AIM OF THE EXERCISE:
Repeat each line word for word.
• • • • •
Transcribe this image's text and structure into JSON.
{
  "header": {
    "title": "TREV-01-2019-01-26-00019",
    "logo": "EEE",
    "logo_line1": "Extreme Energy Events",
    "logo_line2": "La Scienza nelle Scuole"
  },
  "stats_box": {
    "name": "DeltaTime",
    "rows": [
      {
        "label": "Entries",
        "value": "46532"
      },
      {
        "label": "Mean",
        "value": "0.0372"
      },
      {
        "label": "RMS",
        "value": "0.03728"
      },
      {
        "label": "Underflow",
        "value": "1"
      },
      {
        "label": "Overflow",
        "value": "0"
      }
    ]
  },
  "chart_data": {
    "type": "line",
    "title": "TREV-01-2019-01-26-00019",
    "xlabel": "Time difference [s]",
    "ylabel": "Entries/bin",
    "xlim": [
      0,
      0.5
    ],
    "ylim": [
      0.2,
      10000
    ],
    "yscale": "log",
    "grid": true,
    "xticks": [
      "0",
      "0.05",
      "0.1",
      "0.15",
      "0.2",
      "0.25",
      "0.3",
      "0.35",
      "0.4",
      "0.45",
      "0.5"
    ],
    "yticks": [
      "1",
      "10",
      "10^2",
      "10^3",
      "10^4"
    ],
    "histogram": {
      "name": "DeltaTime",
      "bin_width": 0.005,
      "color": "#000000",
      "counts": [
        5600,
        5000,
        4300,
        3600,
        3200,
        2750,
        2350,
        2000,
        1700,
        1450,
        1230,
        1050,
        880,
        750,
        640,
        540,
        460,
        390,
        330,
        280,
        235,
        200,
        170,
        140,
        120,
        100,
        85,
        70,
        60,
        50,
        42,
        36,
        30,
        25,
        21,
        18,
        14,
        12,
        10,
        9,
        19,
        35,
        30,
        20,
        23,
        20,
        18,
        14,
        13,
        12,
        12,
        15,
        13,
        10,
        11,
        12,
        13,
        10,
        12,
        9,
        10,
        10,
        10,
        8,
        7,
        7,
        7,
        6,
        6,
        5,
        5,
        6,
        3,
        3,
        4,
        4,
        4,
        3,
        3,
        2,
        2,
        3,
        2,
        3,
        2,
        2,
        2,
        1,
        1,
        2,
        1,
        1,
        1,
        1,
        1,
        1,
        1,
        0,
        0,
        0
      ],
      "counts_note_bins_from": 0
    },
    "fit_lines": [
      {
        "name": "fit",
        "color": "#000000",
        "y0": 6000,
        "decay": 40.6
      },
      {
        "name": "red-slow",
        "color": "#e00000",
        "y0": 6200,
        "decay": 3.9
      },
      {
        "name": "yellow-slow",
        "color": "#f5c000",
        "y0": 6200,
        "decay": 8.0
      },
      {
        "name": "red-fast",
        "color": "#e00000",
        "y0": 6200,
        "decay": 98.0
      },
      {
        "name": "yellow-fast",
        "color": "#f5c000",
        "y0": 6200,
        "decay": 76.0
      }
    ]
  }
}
• • • • •
ANSWER TO THE EXERCISE:
Transcribe this image's text and structure into JSON.
{
  "header": {
    "title": "TREV-01-2019-01-26-00019",
    "logo": "EEE",
    "logo_line1": "Extreme Energy Events",
    "logo_line2": "La Scienza nelle Scuole"
  },
  "stats_box": {
    "name": "DeltaTime",
    "rows": [
      {
        "label": "Entries",
        "value": "46532"
      },
      {
        "label": "Mean",
        "value": "0.0372"
      },
      {
        "label": "RMS",
        "value": "0.03728"
      },
      {
        "label": "Underflow",
        "value": "1"
      },
      {
        "label": "Overflow",
        "value": "0"
      }
    ]
  },
  "chart_data": {
    "type": "line",
    "title": "TREV-01-2019-01-26-00019",
    "xlabel": "Time difference [s]",
    "ylabel": "Entries/bin",
    "xlim": [
      0,
      0.5
    ],
    "ylim": [
      0.2,
      10000
    ],
    "yscale": "log",
    "grid": true,
    "xticks": [
      "0",
      "0.05",
      "0.1",
      "0.15",
      "0.2",
      "0.25",
      "0.3",
      "0.35",
      "0.4",
      "0.45",
      "0.5"
    ],
    "yticks": [
      "1",
      "10",
      "10^2",
      "10^3",
      "10^4"
    ],
    "histogram": {
      "name": "DeltaTime",
      "bin_width": 0.005,
      "color": "#000000",
      "counts": [
        5600,
        5000,
        4300,
        3600,
        3200,
        2750,
        2350,
        2000,
        1700,
        1450,
        1230,
        1050,
        880,
        750,
        640,
        540,
        460,
        390,
        330,
        280,
        235,
        200,
        170,
        140,
        120,
        100,
        85,
        70,
        60,
        50,
        42,
        36,
        30,
        25,
        21,
        18,
        14,
        12,
        10,
        9,
        19,
        35,
        30,
        20,
        23,
        20,
        18,
        14,
        13,
        12,
        12,
        15,
        13,
        10,
        11,
        12,
        13,
        10,
        12,
        9,
        10,
        10,
        10,
        8,
        7,
        7,
        7,
        6,
        6,
        5,
        5,
        6,
        3,
        3,
        4,
        4,
        4,
        3,
        3,
        2,
        2,
        3,
        2,
        3,
        2,
        2,
        2,
        1,
        1,
        2,
        1,
        1,
        1,
        1,
        1,
        1,
        1,
        0,
        0,
        0
      ],
      "counts_note_bins_from": 0
    },
    "fit_lines": [
      {
        "name": "fit",
        "color": "#000000",
        "y0": 6000,
        "decay": 40.6
      },
      {
        "name": "red-slow",
        "color": "#e00000",
        "y0": 6200,
        "decay": 3.9
      },
      {
        "name": "yellow-slow",
        "color": "#f5c000",
        "y0": 6200,
        "decay": 8.0
      },
      {
        "name": "red-fast",
        "color": "#e00000",
        "y0": 6200,
        "decay": 98.0
      },
      {
        "name": "yellow-fast",
        "color": "#f5c000",
        "y0": 6200,
        "decay": 76.0
      }
    ]
  }
}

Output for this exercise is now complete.